> **Exercise**
Scan the data that follows and count the lines with the string "JSON"; answer with the count alone.

> **Source material**
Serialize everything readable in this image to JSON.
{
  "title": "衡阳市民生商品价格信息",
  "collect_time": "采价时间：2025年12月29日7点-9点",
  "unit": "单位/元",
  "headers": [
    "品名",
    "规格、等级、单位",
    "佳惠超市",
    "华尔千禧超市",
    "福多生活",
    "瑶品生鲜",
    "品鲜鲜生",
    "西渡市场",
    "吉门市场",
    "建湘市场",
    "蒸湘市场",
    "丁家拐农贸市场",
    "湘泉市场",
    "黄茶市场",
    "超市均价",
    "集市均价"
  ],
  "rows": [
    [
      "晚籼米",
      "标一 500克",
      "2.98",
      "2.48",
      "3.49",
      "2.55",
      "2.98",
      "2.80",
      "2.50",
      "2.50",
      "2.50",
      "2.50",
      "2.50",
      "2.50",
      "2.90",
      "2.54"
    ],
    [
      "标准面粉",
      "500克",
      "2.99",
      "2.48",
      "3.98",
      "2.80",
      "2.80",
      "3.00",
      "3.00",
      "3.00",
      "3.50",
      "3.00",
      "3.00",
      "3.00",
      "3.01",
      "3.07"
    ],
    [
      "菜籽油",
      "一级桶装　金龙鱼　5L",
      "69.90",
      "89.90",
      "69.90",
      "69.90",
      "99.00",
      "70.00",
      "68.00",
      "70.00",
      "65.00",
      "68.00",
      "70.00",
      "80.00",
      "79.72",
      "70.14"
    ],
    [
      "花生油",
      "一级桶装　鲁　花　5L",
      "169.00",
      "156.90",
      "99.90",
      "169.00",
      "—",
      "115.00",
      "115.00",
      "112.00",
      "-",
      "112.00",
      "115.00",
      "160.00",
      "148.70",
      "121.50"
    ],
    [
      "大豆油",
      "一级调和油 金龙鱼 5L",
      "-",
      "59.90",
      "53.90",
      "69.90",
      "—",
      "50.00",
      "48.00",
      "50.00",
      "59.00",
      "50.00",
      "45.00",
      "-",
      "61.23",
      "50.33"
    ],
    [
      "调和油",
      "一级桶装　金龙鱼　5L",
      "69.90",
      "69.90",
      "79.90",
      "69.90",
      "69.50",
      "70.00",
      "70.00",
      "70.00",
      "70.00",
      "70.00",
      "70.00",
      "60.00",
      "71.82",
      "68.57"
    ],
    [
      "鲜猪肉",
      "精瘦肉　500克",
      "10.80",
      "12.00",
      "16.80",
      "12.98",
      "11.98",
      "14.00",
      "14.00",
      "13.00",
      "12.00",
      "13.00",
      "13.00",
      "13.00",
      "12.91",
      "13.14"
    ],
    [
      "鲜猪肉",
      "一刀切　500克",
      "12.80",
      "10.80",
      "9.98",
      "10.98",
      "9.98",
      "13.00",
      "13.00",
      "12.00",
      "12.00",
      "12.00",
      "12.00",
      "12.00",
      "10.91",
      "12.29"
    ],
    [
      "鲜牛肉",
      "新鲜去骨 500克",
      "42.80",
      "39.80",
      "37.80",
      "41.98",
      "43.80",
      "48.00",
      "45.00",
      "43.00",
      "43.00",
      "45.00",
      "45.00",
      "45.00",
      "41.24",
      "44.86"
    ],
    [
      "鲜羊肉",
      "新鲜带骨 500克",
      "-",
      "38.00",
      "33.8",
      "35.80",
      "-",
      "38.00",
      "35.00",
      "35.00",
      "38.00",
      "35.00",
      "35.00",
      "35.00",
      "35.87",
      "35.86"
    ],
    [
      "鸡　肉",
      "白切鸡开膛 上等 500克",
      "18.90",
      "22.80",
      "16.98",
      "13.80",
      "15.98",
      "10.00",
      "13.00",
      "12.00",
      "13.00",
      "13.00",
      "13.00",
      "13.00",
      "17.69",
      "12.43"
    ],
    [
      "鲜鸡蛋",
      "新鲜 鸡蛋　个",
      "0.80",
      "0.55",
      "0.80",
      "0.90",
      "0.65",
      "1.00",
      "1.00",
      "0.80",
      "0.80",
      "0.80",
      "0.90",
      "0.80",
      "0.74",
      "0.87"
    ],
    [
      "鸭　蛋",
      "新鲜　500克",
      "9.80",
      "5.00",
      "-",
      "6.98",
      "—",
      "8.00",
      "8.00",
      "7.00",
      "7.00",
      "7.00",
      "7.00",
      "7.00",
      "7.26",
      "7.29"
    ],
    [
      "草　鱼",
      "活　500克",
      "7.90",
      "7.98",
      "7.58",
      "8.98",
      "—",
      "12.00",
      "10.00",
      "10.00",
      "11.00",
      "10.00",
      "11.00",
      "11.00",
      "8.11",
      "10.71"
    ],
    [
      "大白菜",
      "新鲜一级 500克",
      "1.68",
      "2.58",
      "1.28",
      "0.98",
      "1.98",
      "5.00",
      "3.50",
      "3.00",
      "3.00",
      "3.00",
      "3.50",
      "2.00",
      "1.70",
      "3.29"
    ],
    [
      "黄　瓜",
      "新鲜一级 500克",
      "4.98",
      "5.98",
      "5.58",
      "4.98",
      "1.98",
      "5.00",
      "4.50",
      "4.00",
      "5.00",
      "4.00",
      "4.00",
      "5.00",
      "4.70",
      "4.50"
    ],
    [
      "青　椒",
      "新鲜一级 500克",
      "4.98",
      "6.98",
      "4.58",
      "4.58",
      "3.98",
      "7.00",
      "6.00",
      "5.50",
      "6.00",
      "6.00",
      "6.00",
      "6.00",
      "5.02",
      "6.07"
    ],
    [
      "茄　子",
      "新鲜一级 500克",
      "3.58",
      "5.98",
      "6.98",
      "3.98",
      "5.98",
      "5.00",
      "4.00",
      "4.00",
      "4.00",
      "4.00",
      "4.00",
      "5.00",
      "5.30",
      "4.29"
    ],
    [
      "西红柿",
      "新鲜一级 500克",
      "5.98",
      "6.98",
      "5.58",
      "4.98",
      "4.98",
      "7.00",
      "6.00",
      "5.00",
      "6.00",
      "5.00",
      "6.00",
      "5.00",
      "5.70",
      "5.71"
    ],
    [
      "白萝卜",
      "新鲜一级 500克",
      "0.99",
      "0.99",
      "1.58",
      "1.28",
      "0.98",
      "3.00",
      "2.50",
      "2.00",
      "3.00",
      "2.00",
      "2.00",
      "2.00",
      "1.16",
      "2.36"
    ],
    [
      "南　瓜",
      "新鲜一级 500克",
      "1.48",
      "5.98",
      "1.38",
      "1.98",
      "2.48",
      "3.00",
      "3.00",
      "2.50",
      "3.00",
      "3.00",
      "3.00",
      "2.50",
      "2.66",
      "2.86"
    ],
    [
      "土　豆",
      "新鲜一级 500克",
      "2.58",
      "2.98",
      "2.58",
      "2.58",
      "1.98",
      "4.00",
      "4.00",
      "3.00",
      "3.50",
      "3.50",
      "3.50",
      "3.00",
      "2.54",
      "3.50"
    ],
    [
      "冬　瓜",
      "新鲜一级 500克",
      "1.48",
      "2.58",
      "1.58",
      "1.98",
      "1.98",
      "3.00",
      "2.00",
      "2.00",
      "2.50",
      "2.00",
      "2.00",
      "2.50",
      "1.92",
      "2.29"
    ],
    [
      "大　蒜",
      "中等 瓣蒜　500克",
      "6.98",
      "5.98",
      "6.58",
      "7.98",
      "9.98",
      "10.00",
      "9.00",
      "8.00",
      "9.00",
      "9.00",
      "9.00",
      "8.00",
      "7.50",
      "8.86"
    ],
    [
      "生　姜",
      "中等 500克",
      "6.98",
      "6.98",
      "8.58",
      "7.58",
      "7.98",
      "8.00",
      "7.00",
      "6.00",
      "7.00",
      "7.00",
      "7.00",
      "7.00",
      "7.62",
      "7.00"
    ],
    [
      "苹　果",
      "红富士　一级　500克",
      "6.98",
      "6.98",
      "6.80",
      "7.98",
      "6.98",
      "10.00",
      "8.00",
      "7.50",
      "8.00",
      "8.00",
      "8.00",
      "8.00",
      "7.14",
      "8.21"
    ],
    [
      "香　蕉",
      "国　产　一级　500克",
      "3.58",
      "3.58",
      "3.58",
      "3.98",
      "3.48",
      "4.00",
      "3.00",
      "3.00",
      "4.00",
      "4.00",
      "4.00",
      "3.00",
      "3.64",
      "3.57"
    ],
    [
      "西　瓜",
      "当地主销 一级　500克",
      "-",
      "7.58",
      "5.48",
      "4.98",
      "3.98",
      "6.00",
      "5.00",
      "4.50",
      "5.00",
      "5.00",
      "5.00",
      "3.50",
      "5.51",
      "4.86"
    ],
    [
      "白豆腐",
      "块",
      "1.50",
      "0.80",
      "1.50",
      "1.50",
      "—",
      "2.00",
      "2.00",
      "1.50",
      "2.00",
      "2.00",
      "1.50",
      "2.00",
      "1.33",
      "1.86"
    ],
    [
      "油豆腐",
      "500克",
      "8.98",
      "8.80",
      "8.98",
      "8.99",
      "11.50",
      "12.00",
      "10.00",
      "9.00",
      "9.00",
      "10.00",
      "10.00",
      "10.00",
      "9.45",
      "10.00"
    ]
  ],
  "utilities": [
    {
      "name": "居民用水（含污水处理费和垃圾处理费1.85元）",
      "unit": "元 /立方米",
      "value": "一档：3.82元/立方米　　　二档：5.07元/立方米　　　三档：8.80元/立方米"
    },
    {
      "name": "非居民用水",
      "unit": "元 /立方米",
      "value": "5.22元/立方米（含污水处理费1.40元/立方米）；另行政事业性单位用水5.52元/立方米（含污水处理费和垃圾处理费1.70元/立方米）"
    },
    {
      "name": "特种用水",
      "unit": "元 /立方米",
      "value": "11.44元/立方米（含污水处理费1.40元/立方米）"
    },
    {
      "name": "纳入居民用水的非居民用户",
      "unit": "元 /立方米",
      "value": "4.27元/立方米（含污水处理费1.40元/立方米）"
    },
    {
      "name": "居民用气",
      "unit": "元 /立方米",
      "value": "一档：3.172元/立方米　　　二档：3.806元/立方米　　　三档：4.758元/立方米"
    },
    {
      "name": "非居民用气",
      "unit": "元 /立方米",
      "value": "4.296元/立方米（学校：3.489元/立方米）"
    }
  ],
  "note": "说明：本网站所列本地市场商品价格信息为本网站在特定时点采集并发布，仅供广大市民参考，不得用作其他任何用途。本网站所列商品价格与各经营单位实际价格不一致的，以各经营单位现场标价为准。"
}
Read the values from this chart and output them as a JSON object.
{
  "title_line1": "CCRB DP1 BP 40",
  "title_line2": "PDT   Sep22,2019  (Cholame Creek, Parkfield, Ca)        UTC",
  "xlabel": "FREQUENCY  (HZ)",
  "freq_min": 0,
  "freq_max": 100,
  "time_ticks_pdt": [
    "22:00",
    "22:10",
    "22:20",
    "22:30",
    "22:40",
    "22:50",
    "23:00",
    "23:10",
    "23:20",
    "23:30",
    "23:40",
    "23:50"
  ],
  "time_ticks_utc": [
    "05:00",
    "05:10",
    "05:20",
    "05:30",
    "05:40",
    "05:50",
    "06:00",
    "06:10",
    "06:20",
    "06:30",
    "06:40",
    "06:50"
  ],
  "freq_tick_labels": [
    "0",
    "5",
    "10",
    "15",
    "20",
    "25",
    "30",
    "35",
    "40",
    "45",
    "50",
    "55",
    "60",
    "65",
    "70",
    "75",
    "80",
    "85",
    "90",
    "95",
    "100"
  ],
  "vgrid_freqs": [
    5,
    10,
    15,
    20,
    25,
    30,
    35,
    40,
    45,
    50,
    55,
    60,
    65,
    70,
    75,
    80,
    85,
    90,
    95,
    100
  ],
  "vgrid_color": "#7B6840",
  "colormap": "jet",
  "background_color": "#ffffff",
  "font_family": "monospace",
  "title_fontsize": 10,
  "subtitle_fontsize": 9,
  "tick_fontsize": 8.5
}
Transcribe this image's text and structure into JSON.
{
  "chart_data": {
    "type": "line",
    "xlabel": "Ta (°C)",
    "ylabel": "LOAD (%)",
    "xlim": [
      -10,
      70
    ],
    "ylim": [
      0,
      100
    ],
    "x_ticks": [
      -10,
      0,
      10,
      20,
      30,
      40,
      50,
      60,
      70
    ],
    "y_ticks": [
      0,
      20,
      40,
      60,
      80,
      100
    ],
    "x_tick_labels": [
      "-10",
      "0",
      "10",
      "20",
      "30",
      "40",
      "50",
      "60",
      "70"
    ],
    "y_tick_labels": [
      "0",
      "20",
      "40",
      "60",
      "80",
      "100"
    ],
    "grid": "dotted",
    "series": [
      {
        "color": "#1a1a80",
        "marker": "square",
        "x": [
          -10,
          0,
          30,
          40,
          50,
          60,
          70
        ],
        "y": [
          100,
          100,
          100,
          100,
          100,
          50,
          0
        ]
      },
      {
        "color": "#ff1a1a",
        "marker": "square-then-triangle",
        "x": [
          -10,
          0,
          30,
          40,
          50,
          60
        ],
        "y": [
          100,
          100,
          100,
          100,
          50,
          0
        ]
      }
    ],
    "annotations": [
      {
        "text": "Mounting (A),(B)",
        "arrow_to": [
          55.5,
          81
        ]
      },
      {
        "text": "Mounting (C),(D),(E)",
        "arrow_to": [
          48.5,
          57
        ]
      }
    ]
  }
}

> **Response to this exercise**
3